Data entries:
◆ ◆ ◆ ◆

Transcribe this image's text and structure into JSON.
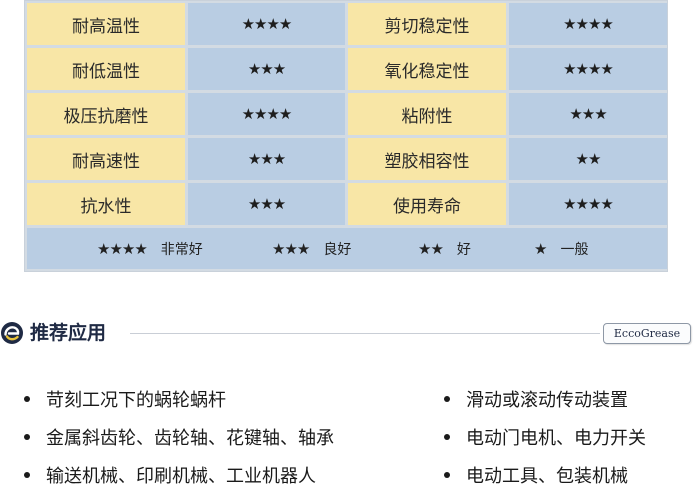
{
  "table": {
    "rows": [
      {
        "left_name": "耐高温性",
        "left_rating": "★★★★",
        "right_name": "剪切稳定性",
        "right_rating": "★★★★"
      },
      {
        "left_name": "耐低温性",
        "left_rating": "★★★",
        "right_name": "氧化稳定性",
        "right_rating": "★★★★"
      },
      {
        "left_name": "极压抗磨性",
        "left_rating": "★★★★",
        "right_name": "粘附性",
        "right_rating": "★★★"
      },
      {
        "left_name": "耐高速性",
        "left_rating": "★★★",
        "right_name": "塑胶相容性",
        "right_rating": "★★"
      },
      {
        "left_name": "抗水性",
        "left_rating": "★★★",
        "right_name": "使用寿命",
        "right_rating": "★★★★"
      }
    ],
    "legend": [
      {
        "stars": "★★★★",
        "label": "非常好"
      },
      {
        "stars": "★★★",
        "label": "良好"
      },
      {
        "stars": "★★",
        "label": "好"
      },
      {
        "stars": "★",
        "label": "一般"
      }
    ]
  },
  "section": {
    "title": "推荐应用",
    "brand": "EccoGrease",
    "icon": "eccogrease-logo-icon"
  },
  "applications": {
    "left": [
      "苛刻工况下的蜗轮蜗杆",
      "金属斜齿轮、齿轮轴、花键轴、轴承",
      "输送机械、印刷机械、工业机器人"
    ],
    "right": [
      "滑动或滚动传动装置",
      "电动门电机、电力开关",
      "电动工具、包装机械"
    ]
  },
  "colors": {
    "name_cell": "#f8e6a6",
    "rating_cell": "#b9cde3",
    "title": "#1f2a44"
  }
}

◆ ◆ ◆ ◆

Please repeat the entries exactly. Do not include the pictures.

Transcribe this image's text and structure into JSON.
{
  "table": {
    "rows": [
      {
        "left_name": "耐高温性",
        "left_rating": "★★★★",
        "right_name": "剪切稳定性",
        "right_rating": "★★★★"
      },
      {
        "left_name": "耐低温性",
        "left_rating": "★★★",
        "right_name": "氧化稳定性",
        "right_rating": "★★★★"
      },
      {
        "left_name": "极压抗磨性",
        "left_rating": "★★★★",
        "right_name": "粘附性",
        "right_rating": "★★★"
      },
      {
        "left_name": "耐高速性",
        "left_rating": "★★★",
        "right_name": "塑胶相容性",
        "right_rating": "★★"
      },
      {
        "left_name": "抗水性",
        "left_rating": "★★★",
        "right_name": "使用寿命",
        "right_rating": "★★★★"
      }
    ],
    "legend": [
      {
        "stars": "★★★★",
        "label": "非常好"
      },
      {
        "stars": "★★★",
        "label": "良好"
      },
      {
        "stars": "★★",
        "label": "好"
      },
      {
        "stars": "★",
        "label": "一般"
      }
    ]
  },
  "section": {
    "title": "推荐应用",
    "brand": "EccoGrease",
    "icon": "eccogrease-logo-icon"
  },
  "applications": {
    "left": [
      "苛刻工况下的蜗轮蜗杆",
      "金属斜齿轮、齿轮轴、花键轴、轴承",
      "输送机械、印刷机械、工业机器人"
    ],
    "right": [
      "滑动或滚动传动装置",
      "电动门电机、电力开关",
      "电动工具、包装机械"
    ]
  },
  "colors": {
    "name_cell": "#f8e6a6",
    "rating_cell": "#b9cde3",
    "title": "#1f2a44"
  }
}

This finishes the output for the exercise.